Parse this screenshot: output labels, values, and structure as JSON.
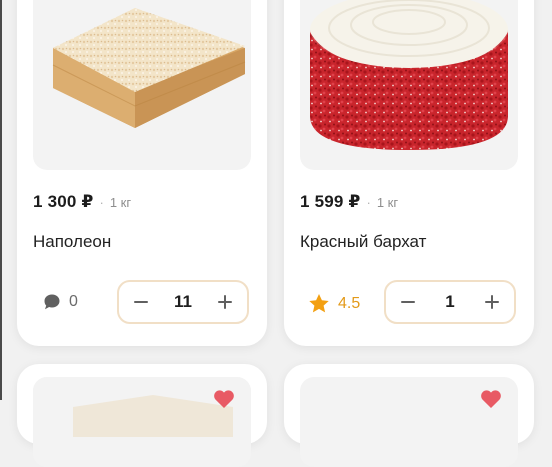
{
  "products": [
    {
      "price": "1 300 ₽",
      "separator": "·",
      "weight": "1 кг",
      "name": "Наполеон",
      "meta_icon": "comment-icon",
      "meta_value": "0",
      "quantity": "11"
    },
    {
      "price": "1 599 ₽",
      "separator": "·",
      "weight": "1 кг",
      "name": "Красный бархат",
      "meta_icon": "star-icon",
      "meta_value": "4.5",
      "quantity": "1"
    }
  ],
  "colors": {
    "rating": "#e39a1a",
    "stepper_border": "#f1dfc6",
    "favorite": "#e85a64"
  }
}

####

» **Prompt**:
Each line above is to be copied verbatim. Drop any image from the copy.

» **Solved exercise**:
Parse this screenshot: output labels, values, and structure as JSON.
{
  "products": [
    {
      "price": "1 300 ₽",
      "separator": "·",
      "weight": "1 кг",
      "name": "Наполеон",
      "meta_icon": "comment-icon",
      "meta_value": "0",
      "quantity": "11"
    },
    {
      "price": "1 599 ₽",
      "separator": "·",
      "weight": "1 кг",
      "name": "Красный бархат",
      "meta_icon": "star-icon",
      "meta_value": "4.5",
      "quantity": "1"
    }
  ],
  "colors": {
    "rating": "#e39a1a",
    "stepper_border": "#f1dfc6",
    "favorite": "#e85a64"
  }
}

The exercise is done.